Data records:
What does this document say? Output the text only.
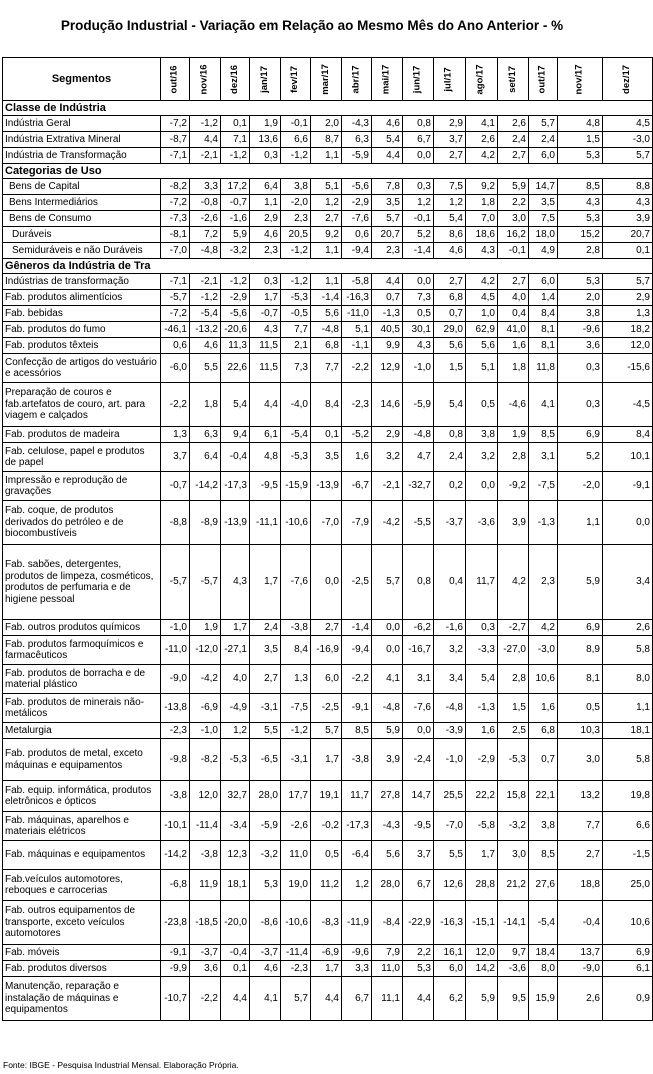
Produção Industrial - Variação em Relação ao Mesmo Mês do Ano Anterior - %
Segmentos	out/16	nov/16	dez/16	jan/17	fev/17	mar/17	abr/17	mai/17	jun/17	jul/17	ago/17	set/17	out/17	nov/17	dez/17
Classe de Indústria															
Indústria Geral	-7,2	-1,2	0,1	1,9	-0,1	2,0	-4,3	4,6	0,8	2,9	4,1	2,6	5,7	4,8	4,5
Indústria Extrativa Mineral	-8,7	4,4	7,1	13,6	6,6	8,7	6,3	5,4	6,7	3,7	2,6	2,4	2,4	1,5	-3,0
Indústria de Transformação	-7,1	-2,1	-1,2	0,3	-1,2	1,1	-5,9	4,4	0,0	2,7	4,2	2,7	6,0	5,3	5,7
Categorias de Uso															
Bens de Capital	-8,2	3,3	17,2	6,4	3,8	5,1	-5,6	7,8	0,3	7,5	9,2	5,9	14,7	8,5	8,8
Bens Intermediários	-7,2	-0,8	-0,7	1,1	-2,0	1,2	-2,9	3,5	1,2	1,2	1,8	2,2	3,5	4,3	4,3
Bens de Consumo	-7,3	-2,6	-1,6	2,9	2,3	2,7	-7,6	5,7	-0,1	5,4	7,0	3,0	7,5	5,3	3,9
Duráveis	-8,1	7,2	5,9	4,6	20,5	9,2	0,6	20,7	5,2	8,6	18,6	16,2	18,0	15,2	20,7
Semiduráveis e não Duráveis	-7,0	-4,8	-3,2	2,3	-1,2	1,1	-9,4	2,3	-1,4	4,6	4,3	-0,1	4,9	2,8	0,1
Gêneros da Indústria de Tra															
Indústrias de transformação	-7,1	-2,1	-1,2	0,3	-1,2	1,1	-5,8	4,4	0,0	2,7	4,2	2,7	6,0	5,3	5,7
Fab. produtos alimentícios	-5,7	-1,2	-2,9	1,7	-5,3	-1,4	-16,3	0,7	7,3	6,8	4,5	4,0	1,4	2,0	2,9
Fab. bebidas	-7,2	-5,4	-5,6	-0,7	-0,5	5,6	-11,0	-1,3	0,5	0,7	1,0	0,4	8,4	3,8	1,3
Fab. produtos do fumo	-46,1	-13,2	-20,6	4,3	7,7	-4,8	5,1	40,5	30,1	29,0	62,9	41,0	8,1	-9,6	18,2
Fab. produtos têxteis	0,6	4,6	11,3	11,5	2,1	6,8	-1,1	9,9	4,3	5,6	5,6	1,6	8,1	3,6	12,0
Confecção de artigos do vestuário e acessórios	-6,0	5,5	22,6	11,5	7,3	7,7	-2,2	12,9	-1,0	1,5	5,1	1,8	11,8	0,3	-15,6
Preparação de couros e fab.artefatos de couro, art. para viagem e calçados	-2,2	1,8	5,4	4,4	-4,0	8,4	-2,3	14,6	-5,9	5,4	0,5	-4,6	4,1	0,3	-4,5
Fab. produtos de madeira	1,3	6,3	9,4	6,1	-5,4	0,1	-5,2	2,9	-4,8	0,8	3,8	1,9	8,5	6,9	8,4
Fab. celulose, papel e produtos de papel	3,7	6,4	-0,4	4,8	-5,3	3,5	1,6	3,2	4,7	2,4	3,2	2,8	3,1	5,2	10,1
Impressão e reprodução de gravações	-0,7	-14,2	-17,3	-9,5	-15,9	-13,9	-6,7	-2,1	-32,7	0,2	0,0	-9,2	-7,5	-2,0	-9,1
Fab. coque, de produtos derivados do petróleo e de biocombustíveis	-8,8	-8,9	-13,9	-11,1	-10,6	-7,0	-7,9	-4,2	-5,5	-3,7	-3,6	3,9	-1,3	1,1	0,0
Fab. sabões, detergentes, produtos de limpeza, cosméticos, produtos de perfumaria e de higiene pessoal	-5,7	-5,7	4,3	1,7	-7,6	0,0	-2,5	5,7	0,8	0,4	11,7	4,2	2,3	5,9	3,4
Fab. outros produtos químicos	-1,0	1,9	1,7	2,4	-3,8	2,7	-1,4	0,0	-6,2	-1,6	0,3	-2,7	4,2	6,9	2,6
Fab. produtos farmoquímicos e farmacêuticos	-11,0	-12,0	-27,1	3,5	8,4	-16,9	-9,4	0,0	-16,7	3,2	-3,3	-27,0	-3,0	8,9	5,8
Fab. produtos de borracha e de material plástico	-9,0	-4,2	4,0	2,7	1,3	6,0	-2,2	4,1	3,1	3,4	5,4	2,8	10,6	8,1	8,0
Fab. produtos de minerais não-metálicos	-13,8	-6,9	-4,9	-3,1	-7,5	-2,5	-9,1	-4,8	-7,6	-4,8	-1,3	1,5	1,6	0,5	1,1
Metalurgia	-2,3	-1,0	1,2	5,5	-1,2	5,7	8,5	5,9	0,0	-3,9	1,6	2,5	6,8	10,3	18,1
Fab. produtos de metal, exceto máquinas e equipamentos	-9,8	-8,2	-5,3	-6,5	-3,1	1,7	-3,8	3,9	-2,4	-1,0	-2,9	-5,3	0,7	3,0	5,8
Fab. equip. informática, produtos eletrônicos e ópticos	-3,8	12,0	32,7	28,0	17,7	19,1	11,7	27,8	14,7	25,5	22,2	15,8	22,1	13,2	19,8
Fab. máquinas, aparelhos e materiais elétricos	-10,1	-11,4	-3,4	-5,9	-2,6	-0,2	-17,3	-4,3	-9,5	-7,0	-5,8	-3,2	3,8	7,7	6,6
Fab. máquinas e equipamentos	-14,2	-3,8	12,3	-3,2	11,0	0,5	-6,4	5,6	3,7	5,5	1,7	3,0	8,5	2,7	-1,5
Fab.veículos automotores, reboques e carrocerias	-6,8	11,9	18,1	5,3	19,0	11,2	1,2	28,0	6,7	12,6	28,8	21,2	27,6	18,8	25,0
Fab. outros equipamentos de transporte, exceto veículos automotores	-23,8	-18,5	-20,0	-8,6	-10,6	-8,3	-11,9	-8,4	-22,9	-16,3	-15,1	-14,1	-5,4	-0,4	10,6
Fab. móveis	-9,1	-3,7	-0,4	-3,7	-11,4	-6,9	-9,6	7,9	2,2	16,1	12,0	9,7	18,4	13,7	6,9
Fab. produtos diversos	-9,9	3,6	0,1	4,6	-2,3	1,7	3,3	11,0	5,3	6,0	14,2	-3,6	8,0	-9,0	6,1
Manutenção, reparação e instalação de máquinas e equipamentos	-10,7	-2,2	4,4	4,1	5,7	4,4	6,7	11,1	4,4	6,2	5,9	9,5	15,9	2,6	0,9
Fonte: IBGE - Pesquisa Industrial Mensal. Elaboração Própria.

## [WRITTEN TASK]
Repeat each entry exactly as it appears; skip any picture.

## [OUTPUT]
What does this document say? Output the text only.
Produção Industrial - Variação em Relação ao Mesmo Mês do Ano Anterior - %
Segmentos	out/16	nov/16	dez/16	jan/17	fev/17	mar/17	abr/17	mai/17	jun/17	jul/17	ago/17	set/17	out/17	nov/17	dez/17
Classe de Indústria															
Indústria Geral	-7,2	-1,2	0,1	1,9	-0,1	2,0	-4,3	4,6	0,8	2,9	4,1	2,6	5,7	4,8	4,5
Indústria Extrativa Mineral	-8,7	4,4	7,1	13,6	6,6	8,7	6,3	5,4	6,7	3,7	2,6	2,4	2,4	1,5	-3,0
Indústria de Transformação	-7,1	-2,1	-1,2	0,3	-1,2	1,1	-5,9	4,4	0,0	2,7	4,2	2,7	6,0	5,3	5,7
Categorias de Uso															
Bens de Capital	-8,2	3,3	17,2	6,4	3,8	5,1	-5,6	7,8	0,3	7,5	9,2	5,9	14,7	8,5	8,8
Bens Intermediários	-7,2	-0,8	-0,7	1,1	-2,0	1,2	-2,9	3,5	1,2	1,2	1,8	2,2	3,5	4,3	4,3
Bens de Consumo	-7,3	-2,6	-1,6	2,9	2,3	2,7	-7,6	5,7	-0,1	5,4	7,0	3,0	7,5	5,3	3,9
Duráveis	-8,1	7,2	5,9	4,6	20,5	9,2	0,6	20,7	5,2	8,6	18,6	16,2	18,0	15,2	20,7
Semiduráveis e não Duráveis	-7,0	-4,8	-3,2	2,3	-1,2	1,1	-9,4	2,3	-1,4	4,6	4,3	-0,1	4,9	2,8	0,1
Gêneros da Indústria de Tra															
Indústrias de transformação	-7,1	-2,1	-1,2	0,3	-1,2	1,1	-5,8	4,4	0,0	2,7	4,2	2,7	6,0	5,3	5,7
Fab. produtos alimentícios	-5,7	-1,2	-2,9	1,7	-5,3	-1,4	-16,3	0,7	7,3	6,8	4,5	4,0	1,4	2,0	2,9
Fab. bebidas	-7,2	-5,4	-5,6	-0,7	-0,5	5,6	-11,0	-1,3	0,5	0,7	1,0	0,4	8,4	3,8	1,3
Fab. produtos do fumo	-46,1	-13,2	-20,6	4,3	7,7	-4,8	5,1	40,5	30,1	29,0	62,9	41,0	8,1	-9,6	18,2
Fab. produtos têxteis	0,6	4,6	11,3	11,5	2,1	6,8	-1,1	9,9	4,3	5,6	5,6	1,6	8,1	3,6	12,0
Confecção de artigos do vestuário e acessórios	-6,0	5,5	22,6	11,5	7,3	7,7	-2,2	12,9	-1,0	1,5	5,1	1,8	11,8	0,3	-15,6
Preparação de couros e fab.artefatos de couro, art. para viagem e calçados	-2,2	1,8	5,4	4,4	-4,0	8,4	-2,3	14,6	-5,9	5,4	0,5	-4,6	4,1	0,3	-4,5
Fab. produtos de madeira	1,3	6,3	9,4	6,1	-5,4	0,1	-5,2	2,9	-4,8	0,8	3,8	1,9	8,5	6,9	8,4
Fab. celulose, papel e produtos de papel	3,7	6,4	-0,4	4,8	-5,3	3,5	1,6	3,2	4,7	2,4	3,2	2,8	3,1	5,2	10,1
Impressão e reprodução de gravações	-0,7	-14,2	-17,3	-9,5	-15,9	-13,9	-6,7	-2,1	-32,7	0,2	0,0	-9,2	-7,5	-2,0	-9,1
Fab. coque, de produtos derivados do petróleo e de biocombustíveis	-8,8	-8,9	-13,9	-11,1	-10,6	-7,0	-7,9	-4,2	-5,5	-3,7	-3,6	3,9	-1,3	1,1	0,0
Fab. sabões, detergentes, produtos de limpeza, cosméticos, produtos de perfumaria e de higiene pessoal	-5,7	-5,7	4,3	1,7	-7,6	0,0	-2,5	5,7	0,8	0,4	11,7	4,2	2,3	5,9	3,4
Fab. outros produtos químicos	-1,0	1,9	1,7	2,4	-3,8	2,7	-1,4	0,0	-6,2	-1,6	0,3	-2,7	4,2	6,9	2,6
Fab. produtos farmoquímicos e farmacêuticos	-11,0	-12,0	-27,1	3,5	8,4	-16,9	-9,4	0,0	-16,7	3,2	-3,3	-27,0	-3,0	8,9	5,8
Fab. produtos de borracha e de material plástico	-9,0	-4,2	4,0	2,7	1,3	6,0	-2,2	4,1	3,1	3,4	5,4	2,8	10,6	8,1	8,0
Fab. produtos de minerais não-metálicos	-13,8	-6,9	-4,9	-3,1	-7,5	-2,5	-9,1	-4,8	-7,6	-4,8	-1,3	1,5	1,6	0,5	1,1
Metalurgia	-2,3	-1,0	1,2	5,5	-1,2	5,7	8,5	5,9	0,0	-3,9	1,6	2,5	6,8	10,3	18,1
Fab. produtos de metal, exceto máquinas e equipamentos	-9,8	-8,2	-5,3	-6,5	-3,1	1,7	-3,8	3,9	-2,4	-1,0	-2,9	-5,3	0,7	3,0	5,8
Fab. equip. informática, produtos eletrônicos e ópticos	-3,8	12,0	32,7	28,0	17,7	19,1	11,7	27,8	14,7	25,5	22,2	15,8	22,1	13,2	19,8
Fab. máquinas, aparelhos e materiais elétricos	-10,1	-11,4	-3,4	-5,9	-2,6	-0,2	-17,3	-4,3	-9,5	-7,0	-5,8	-3,2	3,8	7,7	6,6
Fab. máquinas e equipamentos	-14,2	-3,8	12,3	-3,2	11,0	0,5	-6,4	5,6	3,7	5,5	1,7	3,0	8,5	2,7	-1,5
Fab.veículos automotores, reboques e carrocerias	-6,8	11,9	18,1	5,3	19,0	11,2	1,2	28,0	6,7	12,6	28,8	21,2	27,6	18,8	25,0
Fab. outros equipamentos de transporte, exceto veículos automotores	-23,8	-18,5	-20,0	-8,6	-10,6	-8,3	-11,9	-8,4	-22,9	-16,3	-15,1	-14,1	-5,4	-0,4	10,6
Fab. móveis	-9,1	-3,7	-0,4	-3,7	-11,4	-6,9	-9,6	7,9	2,2	16,1	12,0	9,7	18,4	13,7	6,9
Fab. produtos diversos	-9,9	3,6	0,1	4,6	-2,3	1,7	3,3	11,0	5,3	6,0	14,2	-3,6	8,0	-9,0	6,1
Manutenção, reparação e instalação de máquinas e equipamentos	-10,7	-2,2	4,4	4,1	5,7	4,4	6,7	11,1	4,4	6,2	5,9	9,5	15,9	2,6	0,9
Fonte: IBGE - Pesquisa Industrial Mensal. Elaboração Própria.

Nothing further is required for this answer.